* SET TASK:
Look through the material and tally each line bearing the word "text". Give only the total.

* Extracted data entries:
===============

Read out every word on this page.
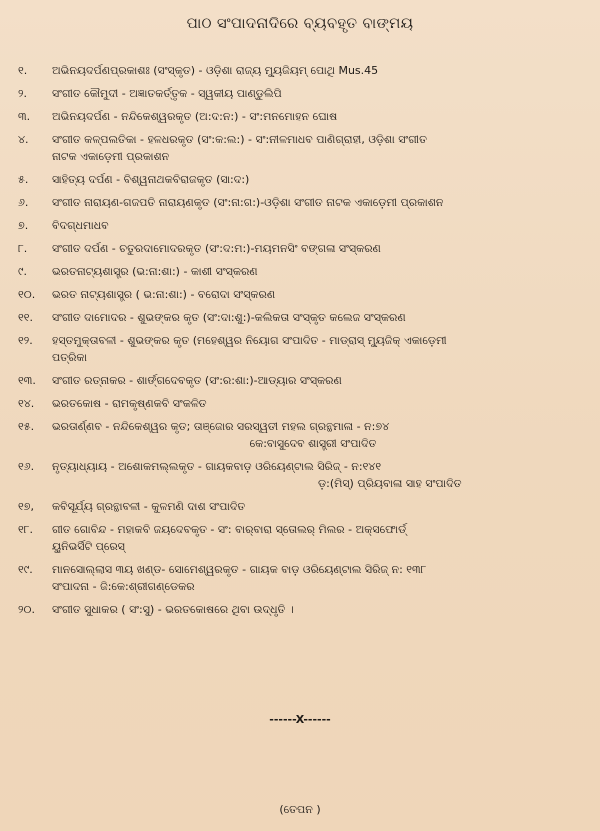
ପାଠ ସଂପାଦନାଦିରେ ବ୍ୟବହୃତ ବାଙ୍ମୟ
୧.	ଅଭିନୟଦର୍ପଣପ୍ରକାଶଃ (ସଂସ୍କୃତ) - ଓଡ଼ିଶା ରାଜ୍ୟ ମ୍ୟୁଜିୟମ୍ ପୋଥି Mus.45
୨.	ସଂଗୀତ କୌମୁଦୀ - ଅଜ୍ଞାତକର୍ତ୍ତୃକ - ସ୍ୱକୀୟ ପାଣ୍ଡୁଲିପି
୩.	ଅଭିନୟଦର୍ପଣ - ନନ୍ଦିକେଶ୍ୱରକୃତ (ଅ:ଦ:ନ:) - ସଂ:ମନମୋହନ ଘୋଷ
୪.	ସଂଗୀତ କଳ୍ପଲତିକା - ହଳଧରକୃତ (ସଂ:କ:ଲ:) - ସଂ:ନୀଳମାଧବ ପାଣିଗ୍ରାହୀ, ଓଡ଼ିଶା ସଂଗୀତ
ନାଟକ ଏକାଡ଼େମୀ ପ୍ରକାଶନ
୫.	ସାହିତ୍ୟ ଦର୍ପଣ - ବିଶ୍ୱନାଥକବିରାଜକୃତ (ସା:ଦ:)
୬.	ସଂଗୀତ ନାରାୟଣ-ଗଜପତି ନାରାୟଣକୃତ (ସଂ:ନା:ଗ:)-ଓଡ଼ିଶା ସଂଗୀତ ନାଟକ ଏକାଡ଼େମୀ ପ୍ରକାଶନ
୭.	ବିଦଗ୍ଧମାଧବ
୮.	ସଂଗୀତ ଦର୍ପଣ - ଚତୁରଦାମୋଦରକୃତ (ସଂ:ଦ:ମ:)-ମୟମନସିଂ ବଙ୍ଗଳା ସଂସ୍କରଣ
୯.	ଭରତନାଟ୍ୟଶାସ୍ତ୍ର (ଭ:ନା:ଶା:) - କାଶୀ ସଂସ୍କରଣ
୧୦.	ଭରତ ନାଟ୍ୟଶାସ୍ତ୍ର ( ଭ:ନା:ଶା:) - ବରୋଦା ସଂସ୍କରଣ
୧୧.	ସଂଗୀତ ଦାମୋଦର - ଶୁଭଙ୍କର କୃତ (ସଂ:ଦା:ଶୁ:)-କଲିକତା ସଂସ୍କୃତ କଲେଜ ସଂସ୍କରଣ
୧୨.	ହସ୍ତମୁକ୍ତାବଳୀ - ଶୁଭଙ୍କର କୃତ (ମହେଶ୍ୱର ନିୟୋଗ ସଂପାଦିତ - ମାଡ୍ରାସ୍ ମ୍ୟୁଜିକ୍ ଏକାଡ଼େମୀ
ପତ୍ରିକା
୧୩.	ସଂଗୀତ ରତ୍ନାକର - ଶାର୍ଙ୍ଗଦେବକୃତ (ସଂ:ର:ଶା:)-ଆଡ୍ୟାର ସଂସ୍କରଣ
୧୪.	ଭରତକୋଷ - ରାମକୃଷ୍ଣକବି ସଂକଳିତ
୧୫.	ଭରତାର୍ଣ୍ଣବ - ନନ୍ଦିକେଶ୍ୱର କୃତ; ତାଞ୍ଜୋର ସରସ୍ୱତୀ ମହଲ ଗ୍ରନ୍ଥମାଳା - ନ:୭୪
କେ:ବାସୁଦେବ ଶାସ୍ତ୍ରୀ ସଂପାଦିତ
୧୬.	ନୃତ୍ୟାଧ୍ୟାୟ - ଅଶୋକମଲ୍ଲକୃତ - ଗାୟକବାଡ଼ ଓରିୟେଣ୍ଟାଲ ସିରିଜ୍ - ନ:୧୪୧
ଡ଼:(ମିସ୍) ପ୍ରିୟବାଳା ସାହ ସଂପାଦିତ
୧୭,	କବିସୂର୍ଯ୍ୟ ଗ୍ରନ୍ଥାବଳୀ - କୁଳମଣି ଦାଶ ସଂପାଦିତ
୧୮.	ଗୀତ ଗୋବିନ୍ଦ - ମହାକବି ଜୟଦେବକୃତ - ସଂ: ବାର୍‌ବାରା ସ୍ତୋଲର୍ ମିଲର - ଅକ୍ସଫୋର୍ଡ୍
ୟୁନିଭର୍ସିଟି ପ୍ରେସ୍
୧୯.	ମାନସୋଲ୍ଲାସ ୩ୟ ଖଣ୍ଡ- ସୋମେଶ୍ୱରକୃତ - ଗାୟକ ବାଡ଼ ଓରିୟେଣ୍ଟାଲ ସିରିଜ୍ ନ: ୧୩୮
ସଂପାଦନା - ଜି:କେ:ଶ୍ରୀଗଣ୍ଡେକର
୨୦.	ସଂଗୀତ ସୁଧାକର ( ସଂ:ସୁ) - ଭରତକୋଷରେ ଥିବା ଉଦ୍ଧୃତି ।
------X------
(ତେପନ )
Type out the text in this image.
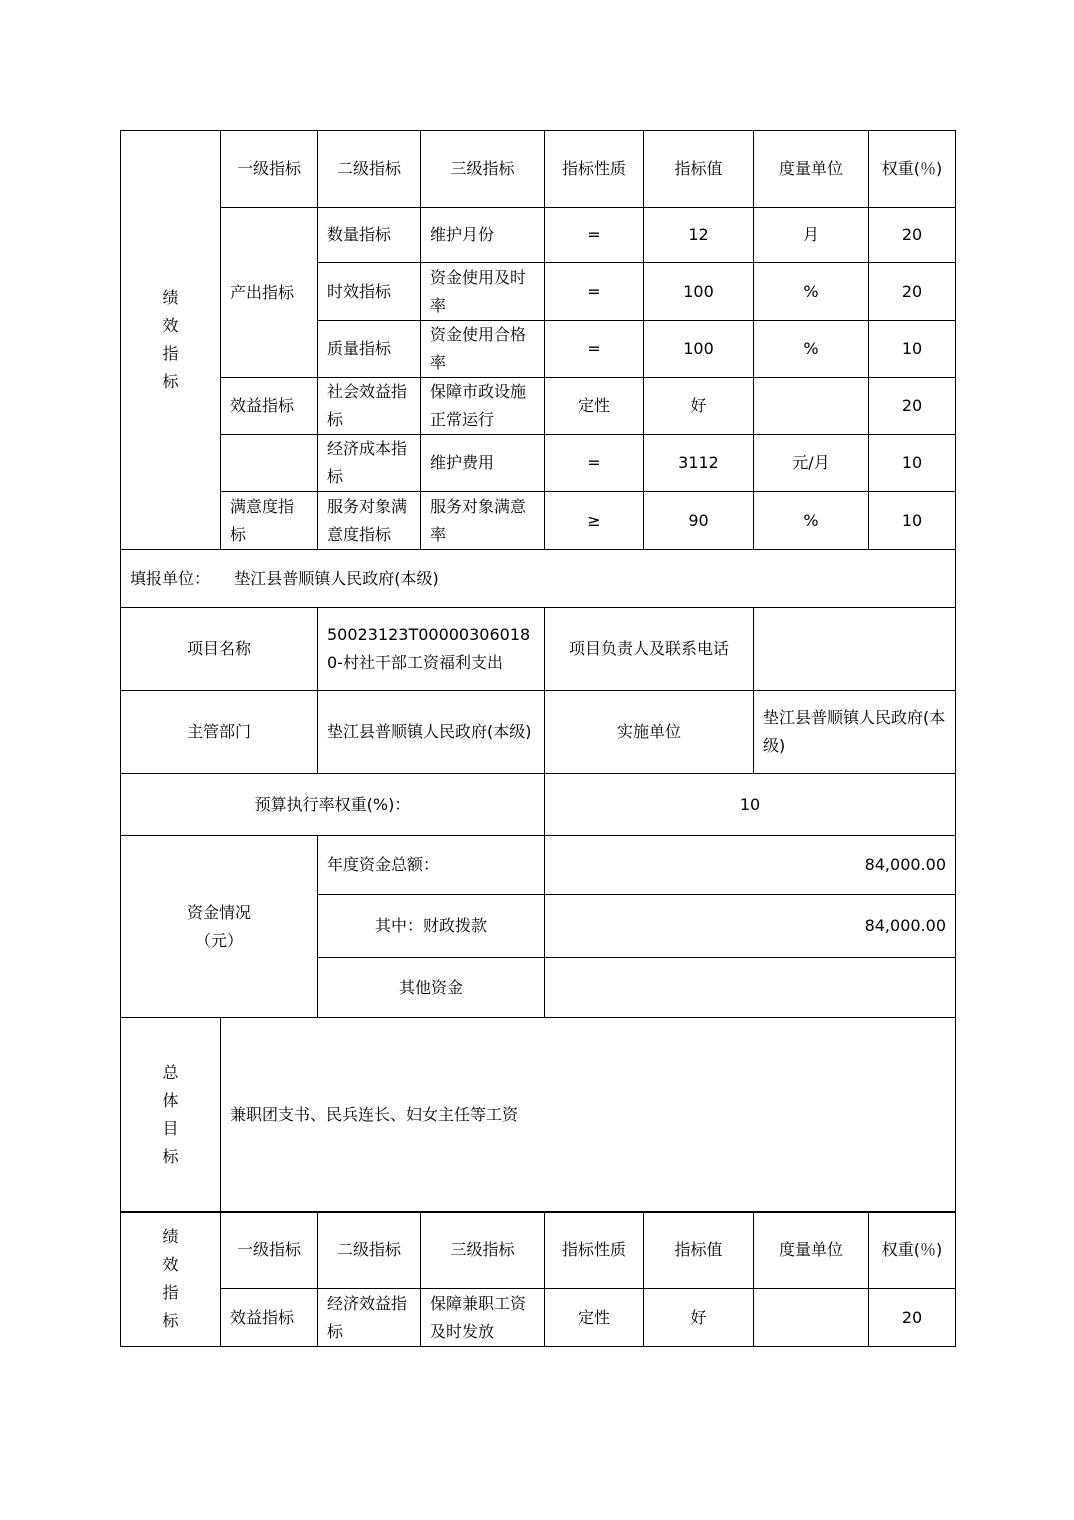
绩
效
指
标	一级指标	二级指标	三级指标	指标性质	指标值	度量单位	权重(％)
	产出指标	数量指标	维护月份	=	12	月	20
		时效指标	资金使用及时率	=	100	%	20
		质量指标	资金使用合格率	=	100	%	10
	效益指标	社会效益指标	保障市政设施正常运行	定性	好		20
		经济成本指标	维护费用	=	3112	元/月	10
	满意度指标	服务对象满意度指标	服务对象满意率	≥	90	%	10
填报单位： 垫江县普顺镇人民政府(本级)							
项目名称		50023123T000003060180-村社干部工资福利支出		项目负责人及联系电话			
主管部门		垫江县普顺镇人民政府(本级)		实施单位		垫江县普顺镇人民政府(本级)	
预算执行率权重(%)：				10			

资金情况
（元）		年度资金总额：		84,000.00			
		其中：财政拨款		84,000.00			
		其他资金					

总
体
目
标	兼职团支书、民兵连长、妇女主任等工资						
绩
效
指
标	一级指标	二级指标	三级指标	指标性质	指标值	度量单位	权重(％)
	效益指标	经济效益指标	保障兼职工资及时发放	定性	好		20
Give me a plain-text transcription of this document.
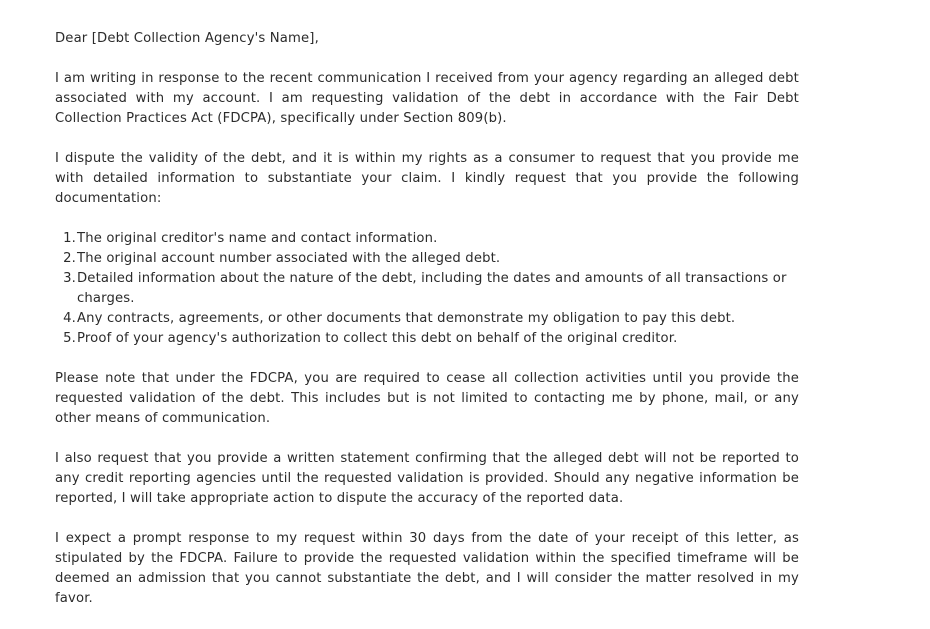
Dear [Debt Collection Agency's Name],

I am writing in response to the recent communication I received from your agency regarding an alleged debt associated with my account. I am requesting validation of the debt in accordance with the Fair Debt Collection Practices Act (FDCPA), specifically under Section 809(b).

I dispute the validity of the debt, and it is within my rights as a consumer to request that you provide me with detailed information to substantiate your claim. I kindly request that you provide the following documentation:

1. The original creditor's name and contact information.
2. The original account number associated with the alleged debt.
3. Detailed information about the nature of the debt, including the dates and amounts of all transactions or charges.
4. Any contracts, agreements, or other documents that demonstrate my obligation to pay this debt.
5. Proof of your agency's authorization to collect this debt on behalf of the original creditor.

Please note that under the FDCPA, you are required to cease all collection activities until you provide the requested validation of the debt. This includes but is not limited to contacting me by phone, mail, or any other means of communication.

I also request that you provide a written statement confirming that the alleged debt will not be reported to any credit reporting agencies until the requested validation is provided. Should any negative information be reported, I will take appropriate action to dispute the accuracy of the reported data.

I expect a prompt response to my request within 30 days from the date of your receipt of this letter, as stipulated by the FDCPA. Failure to provide the requested validation within the specified timeframe will be deemed an admission that you cannot substantiate the debt, and I will consider the matter resolved in my favor.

===============

* THE REPLY:
2